● YOUR TASK
Go through the material below and copy each line where the word "subjects" appears.

Source data

## BEGIN

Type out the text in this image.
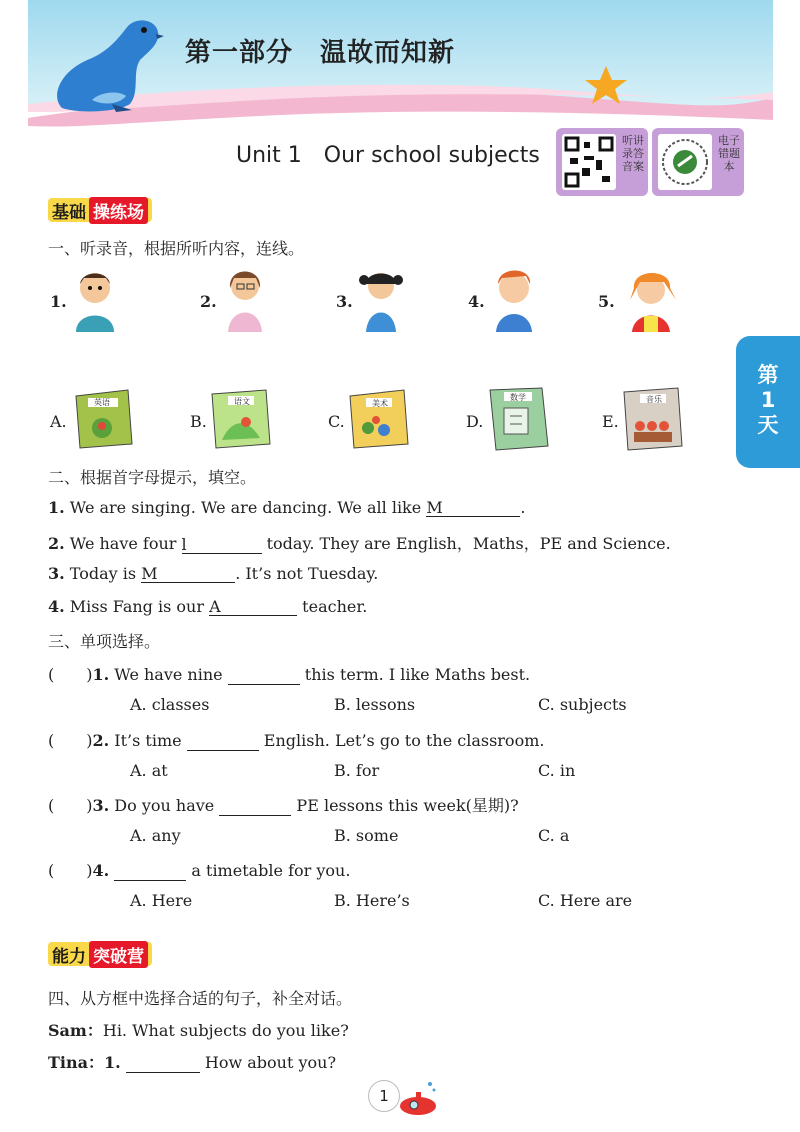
第一部分　温故而知新
Unit 1　Our school subjects
听讲录答音案
电子错题本
第1天
基础 操练场
一、听录音，根据所听内容，连线。
1.	2.	3.	4.	5.
A.
英语
B.
语文
C.
美术
D.
数学
E.
音乐
二、根据首字母提示，填空。
1. We are singing. We are dancing. We all like M	.
2. We have four l	today. They are English，Maths，PE and Science.
3. Today is M	. It’s not Tuesday.
4. Miss Fang is our A	teacher.
三、单项选择。
(　　)1. We have nine	this term. I like Maths best.
A. classes	B. lessons	C. subjects
(　　)2. It’s time	English. Let’s go to the classroom.
A. at	B. for	C. in
(　　)3. Do you have	PE lessons this week(星期)?
A. any	B. some	C. a
(　　)4.	a timetable for you.
A. Here	B. Here’s	C. Here are
能力 突破营
四、从方框中选择合适的句子，补全对话。
Sam：Hi. What subjects do you like?
Tina：1.	How about you?
1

## END

● TASK OUTPUT
Unit 1　Our school subjects
A. classes	B. lessons	C. subjects
Sam：Hi. What subjects do you like?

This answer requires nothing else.